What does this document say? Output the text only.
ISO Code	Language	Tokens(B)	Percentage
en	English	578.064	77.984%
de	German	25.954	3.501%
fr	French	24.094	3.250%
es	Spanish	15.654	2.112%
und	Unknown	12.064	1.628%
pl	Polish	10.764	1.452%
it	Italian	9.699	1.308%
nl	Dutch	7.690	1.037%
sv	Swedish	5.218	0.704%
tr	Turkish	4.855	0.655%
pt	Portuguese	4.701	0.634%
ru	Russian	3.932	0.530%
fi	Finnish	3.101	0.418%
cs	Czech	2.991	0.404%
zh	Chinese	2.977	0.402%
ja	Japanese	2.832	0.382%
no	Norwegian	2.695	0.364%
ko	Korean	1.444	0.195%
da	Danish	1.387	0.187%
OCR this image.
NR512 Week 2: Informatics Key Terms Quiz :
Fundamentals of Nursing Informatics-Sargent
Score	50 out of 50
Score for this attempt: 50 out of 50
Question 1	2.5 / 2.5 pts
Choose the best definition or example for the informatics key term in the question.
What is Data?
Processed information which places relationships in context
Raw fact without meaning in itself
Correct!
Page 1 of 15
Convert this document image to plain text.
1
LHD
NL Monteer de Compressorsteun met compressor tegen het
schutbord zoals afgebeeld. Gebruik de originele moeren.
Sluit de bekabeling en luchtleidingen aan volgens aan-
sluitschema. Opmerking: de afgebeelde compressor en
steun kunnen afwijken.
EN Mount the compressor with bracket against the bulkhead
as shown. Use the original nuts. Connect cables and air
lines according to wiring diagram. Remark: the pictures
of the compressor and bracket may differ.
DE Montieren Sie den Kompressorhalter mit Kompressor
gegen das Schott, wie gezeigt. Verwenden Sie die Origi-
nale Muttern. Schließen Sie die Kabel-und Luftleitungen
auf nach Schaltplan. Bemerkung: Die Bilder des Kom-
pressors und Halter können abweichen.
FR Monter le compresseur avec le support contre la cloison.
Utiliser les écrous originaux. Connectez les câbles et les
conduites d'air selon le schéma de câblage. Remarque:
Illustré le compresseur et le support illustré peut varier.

▶ **Required task**: All of the data above should be transcribed exactly.

▶ **Response to this exercise**:
What does this document say? Output the text only.
ISO Code	Language	Tokens(B)	Percentage
en	English	578.064	77.984%
de	German	25.954	3.501%
fr	French	24.094	3.250%
es	Spanish	15.654	2.112%
und	Unknown	12.064	1.628%
pl	Polish	10.764	1.452%
it	Italian	9.699	1.308%
nl	Dutch	7.690	1.037%
sv	Swedish	5.218	0.704%
tr	Turkish	4.855	0.655%
pt	Portuguese	4.701	0.634%
ru	Russian	3.932	0.530%
fi	Finnish	3.101	0.418%
cs	Czech	2.991	0.404%
zh	Chinese	2.977	0.402%
ja	Japanese	2.832	0.382%
no	Norwegian	2.695	0.364%
ko	Korean	1.444	0.195%
da	Danish	1.387	0.187%
OCR this image.
NR512 Week 2: Informatics Key Terms Quiz :
Fundamentals of Nursing Informatics-Sargent
Score	50 out of 50
Score for this attempt: 50 out of 50
Question 1	2.5 / 2.5 pts
Choose the best definition or example for the informatics key term in the question.
What is Data?
Processed information which places relationships in context
Raw fact without meaning in itself
Correct!
Page 1 of 15
Convert this document image to plain text.
1
LHD
NL Monteer de Compressorsteun met compressor tegen het
schutbord zoals afgebeeld. Gebruik de originele moeren.
Sluit de bekabeling en luchtleidingen aan volgens aan-
sluitschema. Opmerking: de afgebeelde compressor en
steun kunnen afwijken.
EN Mount the compressor with bracket against the bulkhead
as shown. Use the original nuts. Connect cables and air
lines according to wiring diagram. Remark: the pictures
of the compressor and bracket may differ.
DE Montieren Sie den Kompressorhalter mit Kompressor
gegen das Schott, wie gezeigt. Verwenden Sie die Origi-
nale Muttern. Schließen Sie die Kabel-und Luftleitungen
auf nach Schaltplan. Bemerkung: Die Bilder des Kom-
pressors und Halter können abweichen.
FR Monter le compresseur avec le support contre la cloison.
Utiliser les écrous originaux. Connectez les câbles et les
conduites d'air selon le schéma de câblage. Remarque:
Illustré le compresseur et le support illustré peut varier.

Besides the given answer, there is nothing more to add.